### REQUEST
Copy out each line that has "with" in it.

### DATA FOR THE TASK
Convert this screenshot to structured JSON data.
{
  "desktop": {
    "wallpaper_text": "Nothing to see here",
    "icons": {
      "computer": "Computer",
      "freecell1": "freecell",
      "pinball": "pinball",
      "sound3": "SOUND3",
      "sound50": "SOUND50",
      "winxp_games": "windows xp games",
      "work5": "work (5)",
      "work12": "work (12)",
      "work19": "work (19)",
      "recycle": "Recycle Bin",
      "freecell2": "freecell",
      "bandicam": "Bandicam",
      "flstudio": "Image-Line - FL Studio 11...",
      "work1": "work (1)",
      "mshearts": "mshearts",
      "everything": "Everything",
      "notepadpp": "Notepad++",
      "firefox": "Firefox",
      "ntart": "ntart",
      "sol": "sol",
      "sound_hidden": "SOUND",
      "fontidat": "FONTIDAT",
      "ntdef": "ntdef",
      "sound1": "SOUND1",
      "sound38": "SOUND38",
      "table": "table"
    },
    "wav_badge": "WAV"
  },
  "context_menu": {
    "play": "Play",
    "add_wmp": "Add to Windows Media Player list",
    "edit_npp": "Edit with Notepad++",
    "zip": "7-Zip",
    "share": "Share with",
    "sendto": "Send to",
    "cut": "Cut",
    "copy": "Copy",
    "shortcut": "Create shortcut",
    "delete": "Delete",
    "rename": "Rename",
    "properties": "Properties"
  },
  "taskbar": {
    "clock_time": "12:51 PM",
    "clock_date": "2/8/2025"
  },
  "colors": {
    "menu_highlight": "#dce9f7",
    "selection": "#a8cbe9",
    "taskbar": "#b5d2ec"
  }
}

### COMPLETED EXERCISE
    "edit_npp": "Edit with Notepad++",
    "share": "Share with",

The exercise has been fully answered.